§ **DIRECTION**
All entries must be repeated exactly; do not include the pictures.

Saved entries
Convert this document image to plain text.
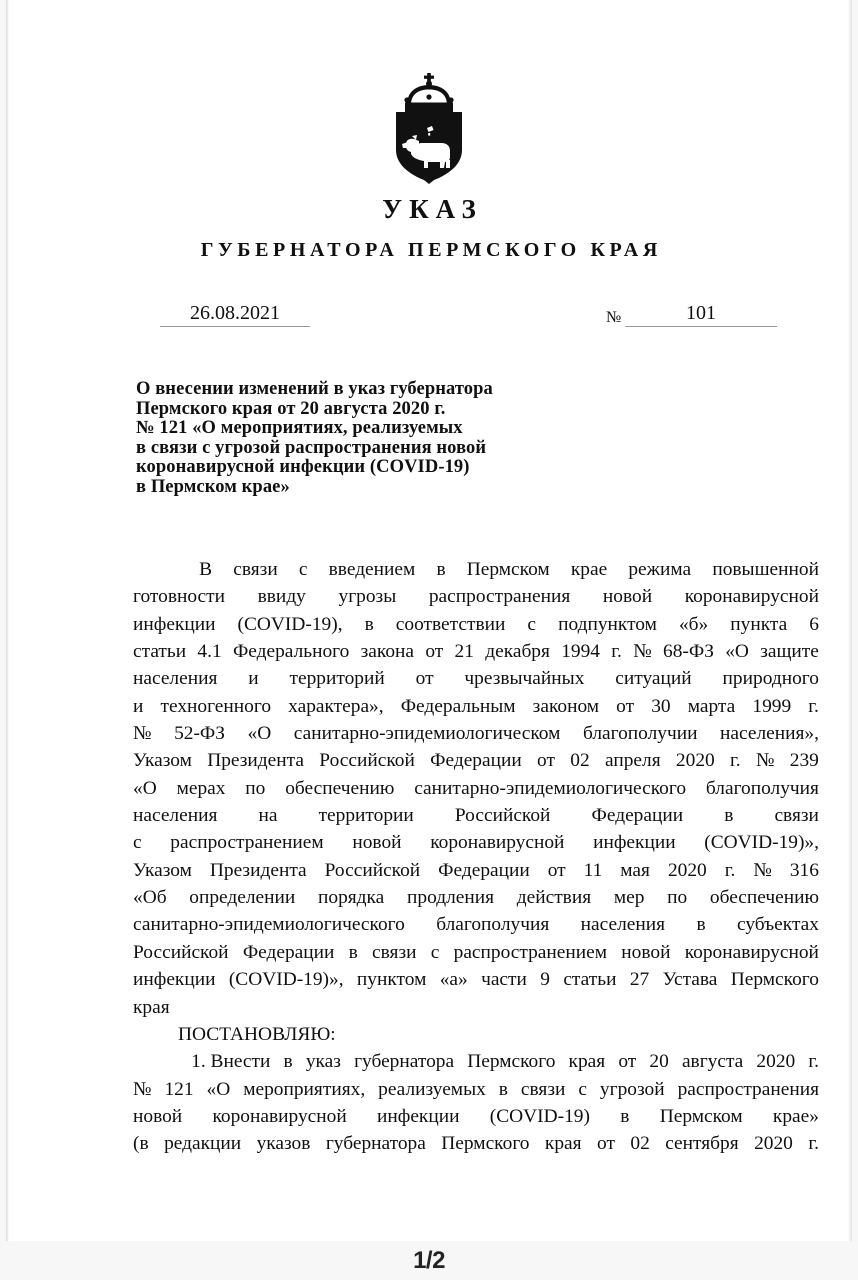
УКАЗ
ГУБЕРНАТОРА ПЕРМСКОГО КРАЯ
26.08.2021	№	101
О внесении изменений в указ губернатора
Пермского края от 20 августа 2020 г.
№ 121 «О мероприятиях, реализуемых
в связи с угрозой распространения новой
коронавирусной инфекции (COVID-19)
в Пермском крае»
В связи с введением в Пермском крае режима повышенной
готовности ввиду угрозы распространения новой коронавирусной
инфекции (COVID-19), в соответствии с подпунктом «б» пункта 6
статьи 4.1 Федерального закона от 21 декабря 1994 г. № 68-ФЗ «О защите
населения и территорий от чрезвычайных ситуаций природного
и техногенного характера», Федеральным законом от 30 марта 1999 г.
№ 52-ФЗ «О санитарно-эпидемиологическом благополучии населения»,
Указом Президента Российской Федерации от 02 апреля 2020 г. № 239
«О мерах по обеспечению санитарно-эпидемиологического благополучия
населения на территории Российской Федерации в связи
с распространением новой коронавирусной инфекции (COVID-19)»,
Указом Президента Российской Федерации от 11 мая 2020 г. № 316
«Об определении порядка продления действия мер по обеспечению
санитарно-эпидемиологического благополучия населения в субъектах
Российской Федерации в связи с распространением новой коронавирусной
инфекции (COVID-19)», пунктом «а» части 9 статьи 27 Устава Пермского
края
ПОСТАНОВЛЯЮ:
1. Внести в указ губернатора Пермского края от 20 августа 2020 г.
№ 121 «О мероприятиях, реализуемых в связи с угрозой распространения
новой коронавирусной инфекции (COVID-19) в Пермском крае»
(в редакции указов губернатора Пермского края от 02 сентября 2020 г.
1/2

§ **EXERCISE RESULT**
Convert this document image to plain text.
УКАЗ
ГУБЕРНАТОРА ПЕРМСКОГО КРАЯ
26.08.2021	№	101
О внесении изменений в указ губернатора
Пермского края от 20 августа 2020 г.
№ 121 «О мероприятиях, реализуемых
в связи с угрозой распространения новой
коронавирусной инфекции (COVID-19)
в Пермском крае»
В связи с введением в Пермском крае режима повышенной
готовности ввиду угрозы распространения новой коронавирусной
инфекции (COVID-19), в соответствии с подпунктом «б» пункта 6
статьи 4.1 Федерального закона от 21 декабря 1994 г. № 68-ФЗ «О защите
населения и территорий от чрезвычайных ситуаций природного
и техногенного характера», Федеральным законом от 30 марта 1999 г.
№ 52-ФЗ «О санитарно-эпидемиологическом благополучии населения»,
Указом Президента Российской Федерации от 02 апреля 2020 г. № 239
«О мерах по обеспечению санитарно-эпидемиологического благополучия
населения на территории Российской Федерации в связи
с распространением новой коронавирусной инфекции (COVID-19)»,
Указом Президента Российской Федерации от 11 мая 2020 г. № 316
«Об определении порядка продления действия мер по обеспечению
санитарно-эпидемиологического благополучия населения в субъектах
Российской Федерации в связи с распространением новой коронавирусной
инфекции (COVID-19)», пунктом «а» части 9 статьи 27 Устава Пермского
края
ПОСТАНОВЛЯЮ:
1. Внести в указ губернатора Пермского края от 20 августа 2020 г.
№ 121 «О мероприятиях, реализуемых в связи с угрозой распространения
новой коронавирусной инфекции (COVID-19) в Пермском крае»
(в редакции указов губернатора Пермского края от 02 сентября 2020 г.
1/2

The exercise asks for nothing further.